What is required
Reproduce the lines of the material exactly, excluding every image.

Supplied records
(begin)
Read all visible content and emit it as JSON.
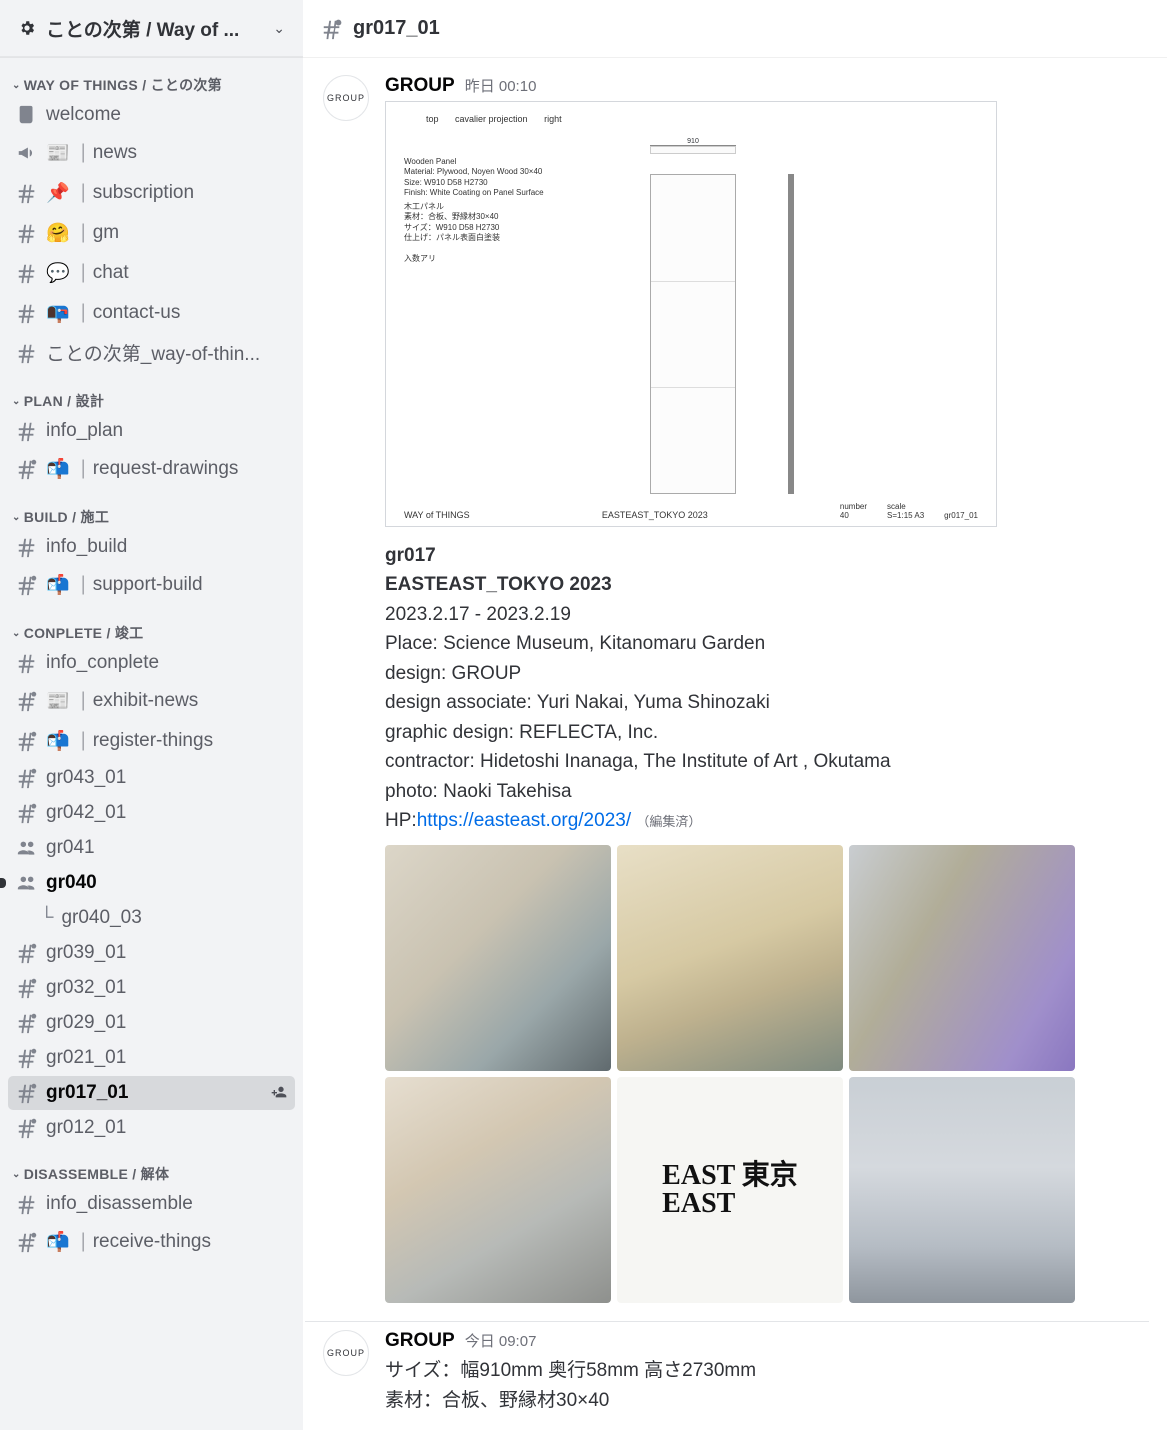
{
  "server": {
    "name": "ことの次第 / Way of ..."
  },
  "channel_header": {
    "name": "gr017_01"
  },
  "sidebar": {
    "categories": [
      {
        "name": "WAY OF THINGS / ことの次第",
        "channels": [
          {
            "icon": "scroll",
            "emoji": "",
            "label": "welcome",
            "type": "scroll"
          },
          {
            "icon": "megaphone",
            "emoji": "📰",
            "bar": "｜",
            "label": "news",
            "type": "megaphone"
          },
          {
            "icon": "hash",
            "emoji": "📌",
            "bar": "｜",
            "label": "subscription"
          },
          {
            "icon": "hash",
            "emoji": "🤗",
            "bar": "｜",
            "label": "gm"
          },
          {
            "icon": "hash",
            "emoji": "💬",
            "bar": "｜",
            "label": "chat"
          },
          {
            "icon": "hash",
            "emoji": "📭",
            "bar": "｜",
            "label": "contact-us"
          },
          {
            "icon": "hash",
            "emoji": "",
            "label": "ことの次第_way-of-thin..."
          }
        ]
      },
      {
        "name": "PLAN / 設計",
        "channels": [
          {
            "icon": "hash",
            "label": "info_plan"
          },
          {
            "icon": "hash-lock",
            "emoji": "📬",
            "bar": "｜",
            "label": "request-drawings"
          }
        ]
      },
      {
        "name": "BUILD / 施工",
        "channels": [
          {
            "icon": "hash",
            "label": "info_build"
          },
          {
            "icon": "hash-lock",
            "emoji": "📬",
            "bar": "｜",
            "label": "support-build"
          }
        ]
      },
      {
        "name": "CONPLETE / 竣工",
        "channels": [
          {
            "icon": "hash",
            "label": "info_conplete"
          },
          {
            "icon": "hash-lock",
            "emoji": "📰",
            "bar": "｜",
            "label": "exhibit-news"
          },
          {
            "icon": "hash-lock",
            "emoji": "📬",
            "bar": "｜",
            "label": "register-things"
          },
          {
            "icon": "hash-lock",
            "label": "gr043_01"
          },
          {
            "icon": "hash-lock",
            "label": "gr042_01"
          },
          {
            "icon": "people",
            "label": "gr041"
          },
          {
            "icon": "people",
            "label": "gr040",
            "unread": true,
            "thread": "gr040_03"
          },
          {
            "icon": "hash-lock",
            "label": "gr039_01"
          },
          {
            "icon": "hash-lock",
            "label": "gr032_01"
          },
          {
            "icon": "hash-lock",
            "label": "gr029_01"
          },
          {
            "icon": "hash-lock",
            "label": "gr021_01"
          },
          {
            "icon": "hash-lock",
            "label": "gr017_01",
            "active": true
          },
          {
            "icon": "hash-lock",
            "label": "gr012_01"
          }
        ]
      },
      {
        "name": "DISASSEMBLE / 解体",
        "channels": [
          {
            "icon": "hash",
            "label": "info_disassemble"
          },
          {
            "icon": "hash-lock",
            "emoji": "📬",
            "bar": "｜",
            "label": "receive-things"
          }
        ]
      }
    ]
  },
  "messages": [
    {
      "avatar_text": "GROUP",
      "user": "GROUP",
      "time_prefix": "昨日",
      "time": "00:10",
      "drawing": {
        "top_proj": [
          "top",
          "cavalier projection",
          "right"
        ],
        "spec_en": "Wooden Panel\nMaterial: Plywood, Noyen Wood 30×40\nSize: W910 D58 H2730\nFinish: White Coating on Panel Surface",
        "spec_jp": "木工パネル\n素材：合板、野縁材30×40\nサイズ：W910 D58 H2730\n仕上げ：パネル表面白塗装\n\n入数アリ",
        "dim_w": "910",
        "footer_left": "WAY of THINGS",
        "footer_mid": "EASTEAST_TOKYO 2023",
        "footer_r1_label": "number",
        "footer_r1_val": "40",
        "footer_r2_label": "scale",
        "footer_r2_val": "S=1:15 A3",
        "footer_r3": "gr017_01"
      },
      "body": {
        "title_small": "gr017",
        "title_big": "EASTEAST_TOKYO 2023",
        "dates": "2023.2.17 - 2023.2.19",
        "place": "Place: Science Museum, Kitanomaru Garden",
        "design": "design: GROUP",
        "assoc": "design associate: Yuri Nakai, Yuma Shinozaki",
        "graphic": "graphic design: REFLECTA, Inc.",
        "contractor": "contractor: Hidetoshi Inanaga, The Institute of Art , Okutama",
        "photo": "photo: Naoki Takehisa",
        "hp_label": "HP:",
        "hp_url": "https://easteast.org/2023/",
        "edited": "（編集済）"
      },
      "sign": {
        "line1": "EAST 東京",
        "line2": "EAST"
      }
    },
    {
      "avatar_text": "GROUP",
      "user": "GROUP",
      "time_prefix": "今日",
      "time": "09:07",
      "lines": [
        "サイズ：幅910mm 奥行58mm 高さ2730mm",
        "素材：合板、野縁材30×40"
      ]
    }
  ]
}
(end)
Full output
Read all visible content and emit it as JSON.
{
  "server": {
    "name": "ことの次第 / Way of ..."
  },
  "channel_header": {
    "name": "gr017_01"
  },
  "sidebar": {
    "categories": [
      {
        "name": "WAY OF THINGS / ことの次第",
        "channels": [
          {
            "icon": "scroll",
            "emoji": "",
            "label": "welcome",
            "type": "scroll"
          },
          {
            "icon": "megaphone",
            "emoji": "📰",
            "bar": "｜",
            "label": "news",
            "type": "megaphone"
          },
          {
            "icon": "hash",
            "emoji": "📌",
            "bar": "｜",
            "label": "subscription"
          },
          {
            "icon": "hash",
            "emoji": "🤗",
            "bar": "｜",
            "label": "gm"
          },
          {
            "icon": "hash",
            "emoji": "💬",
            "bar": "｜",
            "label": "chat"
          },
          {
            "icon": "hash",
            "emoji": "📭",
            "bar": "｜",
            "label": "contact-us"
          },
          {
            "icon": "hash",
            "emoji": "",
            "label": "ことの次第_way-of-thin..."
          }
        ]
      },
      {
        "name": "PLAN / 設計",
        "channels": [
          {
            "icon": "hash",
            "label": "info_plan"
          },
          {
            "icon": "hash-lock",
            "emoji": "📬",
            "bar": "｜",
            "label": "request-drawings"
          }
        ]
      },
      {
        "name": "BUILD / 施工",
        "channels": [
          {
            "icon": "hash",
            "label": "info_build"
          },
          {
            "icon": "hash-lock",
            "emoji": "📬",
            "bar": "｜",
            "label": "support-build"
          }
        ]
      },
      {
        "name": "CONPLETE / 竣工",
        "channels": [
          {
            "icon": "hash",
            "label": "info_conplete"
          },
          {
            "icon": "hash-lock",
            "emoji": "📰",
            "bar": "｜",
            "label": "exhibit-news"
          },
          {
            "icon": "hash-lock",
            "emoji": "📬",
            "bar": "｜",
            "label": "register-things"
          },
          {
            "icon": "hash-lock",
            "label": "gr043_01"
          },
          {
            "icon": "hash-lock",
            "label": "gr042_01"
          },
          {
            "icon": "people",
            "label": "gr041"
          },
          {
            "icon": "people",
            "label": "gr040",
            "unread": true,
            "thread": "gr040_03"
          },
          {
            "icon": "hash-lock",
            "label": "gr039_01"
          },
          {
            "icon": "hash-lock",
            "label": "gr032_01"
          },
          {
            "icon": "hash-lock",
            "label": "gr029_01"
          },
          {
            "icon": "hash-lock",
            "label": "gr021_01"
          },
          {
            "icon": "hash-lock",
            "label": "gr017_01",
            "active": true
          },
          {
            "icon": "hash-lock",
            "label": "gr012_01"
          }
        ]
      },
      {
        "name": "DISASSEMBLE / 解体",
        "channels": [
          {
            "icon": "hash",
            "label": "info_disassemble"
          },
          {
            "icon": "hash-lock",
            "emoji": "📬",
            "bar": "｜",
            "label": "receive-things"
          }
        ]
      }
    ]
  },
  "messages": [
    {
      "avatar_text": "GROUP",
      "user": "GROUP",
      "time_prefix": "昨日",
      "time": "00:10",
      "drawing": {
        "top_proj": [
          "top",
          "cavalier projection",
          "right"
        ],
        "spec_en": "Wooden Panel\nMaterial: Plywood, Noyen Wood 30×40\nSize: W910 D58 H2730\nFinish: White Coating on Panel Surface",
        "spec_jp": "木工パネル\n素材：合板、野縁材30×40\nサイズ：W910 D58 H2730\n仕上げ：パネル表面白塗装\n\n入数アリ",
        "dim_w": "910",
        "footer_left": "WAY of THINGS",
        "footer_mid": "EASTEAST_TOKYO 2023",
        "footer_r1_label": "number",
        "footer_r1_val": "40",
        "footer_r2_label": "scale",
        "footer_r2_val": "S=1:15 A3",
        "footer_r3": "gr017_01"
      },
      "body": {
        "title_small": "gr017",
        "title_big": "EASTEAST_TOKYO 2023",
        "dates": "2023.2.17 - 2023.2.19",
        "place": "Place: Science Museum, Kitanomaru Garden",
        "design": "design: GROUP",
        "assoc": "design associate: Yuri Nakai, Yuma Shinozaki",
        "graphic": "graphic design: REFLECTA, Inc.",
        "contractor": "contractor: Hidetoshi Inanaga, The Institute of Art , Okutama",
        "photo": "photo: Naoki Takehisa",
        "hp_label": "HP:",
        "hp_url": "https://easteast.org/2023/",
        "edited": "（編集済）"
      },
      "sign": {
        "line1": "EAST 東京",
        "line2": "EAST"
      }
    },
    {
      "avatar_text": "GROUP",
      "user": "GROUP",
      "time_prefix": "今日",
      "time": "09:07",
      "lines": [
        "サイズ：幅910mm 奥行58mm 高さ2730mm",
        "素材：合板、野縁材30×40"
      ]
    }
  ]
}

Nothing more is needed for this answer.